* [Request]: Below is a set of records; print all of them exactly as written.

* [Data provided]:
···
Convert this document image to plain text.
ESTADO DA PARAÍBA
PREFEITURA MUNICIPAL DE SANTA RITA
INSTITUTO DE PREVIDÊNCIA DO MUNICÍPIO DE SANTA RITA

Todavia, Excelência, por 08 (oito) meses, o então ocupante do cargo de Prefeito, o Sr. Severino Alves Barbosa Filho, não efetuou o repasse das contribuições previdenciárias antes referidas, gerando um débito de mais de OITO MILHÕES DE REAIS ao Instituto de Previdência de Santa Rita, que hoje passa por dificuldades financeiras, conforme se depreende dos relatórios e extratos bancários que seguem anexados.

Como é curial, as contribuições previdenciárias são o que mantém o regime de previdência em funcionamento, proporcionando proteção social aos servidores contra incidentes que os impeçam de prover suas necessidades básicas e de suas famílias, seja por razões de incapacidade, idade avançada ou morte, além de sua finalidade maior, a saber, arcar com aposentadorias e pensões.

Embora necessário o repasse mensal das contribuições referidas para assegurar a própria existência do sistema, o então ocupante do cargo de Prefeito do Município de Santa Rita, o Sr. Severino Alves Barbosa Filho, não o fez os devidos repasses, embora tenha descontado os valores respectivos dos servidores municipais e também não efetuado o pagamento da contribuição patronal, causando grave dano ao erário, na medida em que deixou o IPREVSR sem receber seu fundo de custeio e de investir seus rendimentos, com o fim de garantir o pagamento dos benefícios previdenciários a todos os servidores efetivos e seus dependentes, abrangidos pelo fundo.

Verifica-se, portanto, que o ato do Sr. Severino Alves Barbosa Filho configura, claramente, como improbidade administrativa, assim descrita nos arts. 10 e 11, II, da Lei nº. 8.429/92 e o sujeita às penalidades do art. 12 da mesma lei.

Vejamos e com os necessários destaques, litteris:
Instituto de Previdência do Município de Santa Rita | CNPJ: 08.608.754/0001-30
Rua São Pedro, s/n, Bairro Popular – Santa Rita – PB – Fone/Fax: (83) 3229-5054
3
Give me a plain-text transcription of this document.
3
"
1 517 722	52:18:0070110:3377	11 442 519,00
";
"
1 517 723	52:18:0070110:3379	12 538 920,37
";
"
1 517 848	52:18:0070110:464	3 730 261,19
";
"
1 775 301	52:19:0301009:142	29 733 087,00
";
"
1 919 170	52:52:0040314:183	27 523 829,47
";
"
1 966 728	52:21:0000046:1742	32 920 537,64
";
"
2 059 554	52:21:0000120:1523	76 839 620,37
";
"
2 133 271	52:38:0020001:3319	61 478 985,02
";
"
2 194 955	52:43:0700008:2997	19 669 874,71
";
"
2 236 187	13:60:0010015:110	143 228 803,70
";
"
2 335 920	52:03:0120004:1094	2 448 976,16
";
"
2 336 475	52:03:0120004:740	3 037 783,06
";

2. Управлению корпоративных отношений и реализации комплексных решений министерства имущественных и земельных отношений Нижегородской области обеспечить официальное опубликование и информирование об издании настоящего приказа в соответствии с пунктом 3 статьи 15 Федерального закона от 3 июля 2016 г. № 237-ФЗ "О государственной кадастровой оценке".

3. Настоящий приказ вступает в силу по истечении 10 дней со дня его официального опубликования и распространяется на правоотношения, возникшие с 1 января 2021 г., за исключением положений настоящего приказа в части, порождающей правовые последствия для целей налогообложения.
···
* [Solution for this task]:
Convert this document image to plain text.
ESTADO DA PARAÍBA
PREFEITURA MUNICIPAL DE SANTA RITA
INSTITUTO DE PREVIDÊNCIA DO MUNICÍPIO DE SANTA RITA

Todavia, Excelência, por 08 (oito) meses, o então ocupante do cargo de Prefeito, o Sr. Severino Alves Barbosa Filho, não efetuou o repasse das contribuições previdenciárias antes referidas, gerando um débito de mais de OITO MILHÕES DE REAIS ao Instituto de Previdência de Santa Rita, que hoje passa por dificuldades financeiras, conforme se depreende dos relatórios e extratos bancários que seguem anexados.

Como é curial, as contribuições previdenciárias são o que mantém o regime de previdência em funcionamento, proporcionando proteção social aos servidores contra incidentes que os impeçam de prover suas necessidades básicas e de suas famílias, seja por razões de incapacidade, idade avançada ou morte, além de sua finalidade maior, a saber, arcar com aposentadorias e pensões.

Embora necessário o repasse mensal das contribuições referidas para assegurar a própria existência do sistema, o então ocupante do cargo de Prefeito do Município de Santa Rita, o Sr. Severino Alves Barbosa Filho, não o fez os devidos repasses, embora tenha descontado os valores respectivos dos servidores municipais e também não efetuado o pagamento da contribuição patronal, causando grave dano ao erário, na medida em que deixou o IPREVSR sem receber seu fundo de custeio e de investir seus rendimentos, com o fim de garantir o pagamento dos benefícios previdenciários a todos os servidores efetivos e seus dependentes, abrangidos pelo fundo.

Verifica-se, portanto, que o ato do Sr. Severino Alves Barbosa Filho configura, claramente, como improbidade administrativa, assim descrita nos arts. 10 e 11, II, da Lei nº. 8.429/92 e o sujeita às penalidades do art. 12 da mesma lei.

Vejamos e com os necessários destaques, litteris:
Instituto de Previdência do Município de Santa Rita | CNPJ: 08.608.754/0001-30
Rua São Pedro, s/n, Bairro Popular – Santa Rita – PB – Fone/Fax: (83) 3229-5054
3
Give me a plain-text transcription of this document.
3
"
1 517 722	52:18:0070110:3377	11 442 519,00
";
"
1 517 723	52:18:0070110:3379	12 538 920,37
";
"
1 517 848	52:18:0070110:464	3 730 261,19
";
"
1 775 301	52:19:0301009:142	29 733 087,00
";
"
1 919 170	52:52:0040314:183	27 523 829,47
";
"
1 966 728	52:21:0000046:1742	32 920 537,64
";
"
2 059 554	52:21:0000120:1523	76 839 620,37
";
"
2 133 271	52:38:0020001:3319	61 478 985,02
";
"
2 194 955	52:43:0700008:2997	19 669 874,71
";
"
2 236 187	13:60:0010015:110	143 228 803,70
";
"
2 335 920	52:03:0120004:1094	2 448 976,16
";
"
2 336 475	52:03:0120004:740	3 037 783,06
";

2. Управлению корпоративных отношений и реализации комплексных решений министерства имущественных и земельных отношений Нижегородской области обеспечить официальное опубликование и информирование об издании настоящего приказа в соответствии с пунктом 3 статьи 15 Федерального закона от 3 июля 2016 г. № 237-ФЗ "О государственной кадастровой оценке".

3. Настоящий приказ вступает в силу по истечении 10 дней со дня его официального опубликования и распространяется на правоотношения, возникшие с 1 января 2021 г., за исключением положений настоящего приказа в части, порождающей правовые последствия для целей налогообложения.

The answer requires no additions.